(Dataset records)
----------------------------------------

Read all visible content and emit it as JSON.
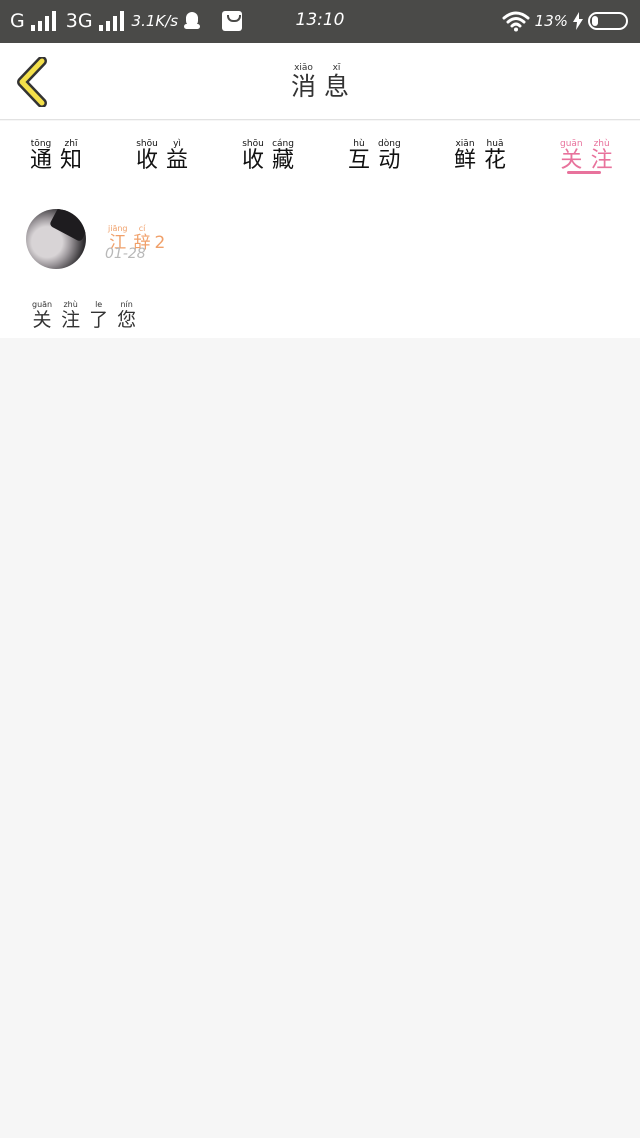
{
  "status_bar": {
    "carrier1": "G",
    "carrier2": "3G",
    "speed": "3.1K/s",
    "time": "13:10",
    "battery": "13%"
  },
  "header": {
    "title": [
      {
        "py": "xiāo",
        "hz": "消"
      },
      {
        "py": "xī",
        "hz": "息"
      }
    ]
  },
  "tabs": [
    {
      "chars": [
        {
          "py": "tōng",
          "hz": "通"
        },
        {
          "py": "zhī",
          "hz": "知"
        }
      ]
    },
    {
      "chars": [
        {
          "py": "shōu",
          "hz": "收"
        },
        {
          "py": "yì",
          "hz": "益"
        }
      ]
    },
    {
      "chars": [
        {
          "py": "shōu",
          "hz": "收"
        },
        {
          "py": "cáng",
          "hz": "藏"
        }
      ]
    },
    {
      "chars": [
        {
          "py": "hù",
          "hz": "互"
        },
        {
          "py": "dòng",
          "hz": "动"
        }
      ]
    },
    {
      "chars": [
        {
          "py": "xiān",
          "hz": "鲜"
        },
        {
          "py": "huā",
          "hz": "花"
        }
      ]
    },
    {
      "chars": [
        {
          "py": "guān",
          "hz": "关"
        },
        {
          "py": "zhù",
          "hz": "注"
        }
      ]
    }
  ],
  "active_tab": "关注",
  "accent_color": "#e8729c",
  "message": {
    "username": [
      {
        "py": "jiāng",
        "hz": "江"
      },
      {
        "py": "cí",
        "hz": "辞"
      }
    ],
    "username_suffix": "2",
    "date": "01-28",
    "text": [
      {
        "py": "guān",
        "hz": "关"
      },
      {
        "py": "zhù",
        "hz": "注"
      },
      {
        "py": "le",
        "hz": "了"
      },
      {
        "py": "nín",
        "hz": "您"
      }
    ]
  }
}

----------------------------------------

=== JOB ===
Set down all the data again exactly as above, pictures excluded.

=== COMPLETED TASK ===
Read all visible content and emit it as JSON.
{
  "status_bar": {
    "carrier1": "G",
    "carrier2": "3G",
    "speed": "3.1K/s",
    "time": "13:10",
    "battery": "13%"
  },
  "header": {
    "title": [
      {
        "py": "xiāo",
        "hz": "消"
      },
      {
        "py": "xī",
        "hz": "息"
      }
    ]
  },
  "tabs": [
    {
      "chars": [
        {
          "py": "tōng",
          "hz": "通"
        },
        {
          "py": "zhī",
          "hz": "知"
        }
      ]
    },
    {
      "chars": [
        {
          "py": "shōu",
          "hz": "收"
        },
        {
          "py": "yì",
          "hz": "益"
        }
      ]
    },
    {
      "chars": [
        {
          "py": "shōu",
          "hz": "收"
        },
        {
          "py": "cáng",
          "hz": "藏"
        }
      ]
    },
    {
      "chars": [
        {
          "py": "hù",
          "hz": "互"
        },
        {
          "py": "dòng",
          "hz": "动"
        }
      ]
    },
    {
      "chars": [
        {
          "py": "xiān",
          "hz": "鲜"
        },
        {
          "py": "huā",
          "hz": "花"
        }
      ]
    },
    {
      "chars": [
        {
          "py": "guān",
          "hz": "关"
        },
        {
          "py": "zhù",
          "hz": "注"
        }
      ]
    }
  ],
  "active_tab": "关注",
  "accent_color": "#e8729c",
  "message": {
    "username": [
      {
        "py": "jiāng",
        "hz": "江"
      },
      {
        "py": "cí",
        "hz": "辞"
      }
    ],
    "username_suffix": "2",
    "date": "01-28",
    "text": [
      {
        "py": "guān",
        "hz": "关"
      },
      {
        "py": "zhù",
        "hz": "注"
      },
      {
        "py": "le",
        "hz": "了"
      },
      {
        "py": "nín",
        "hz": "您"
      }
    ]
  }
}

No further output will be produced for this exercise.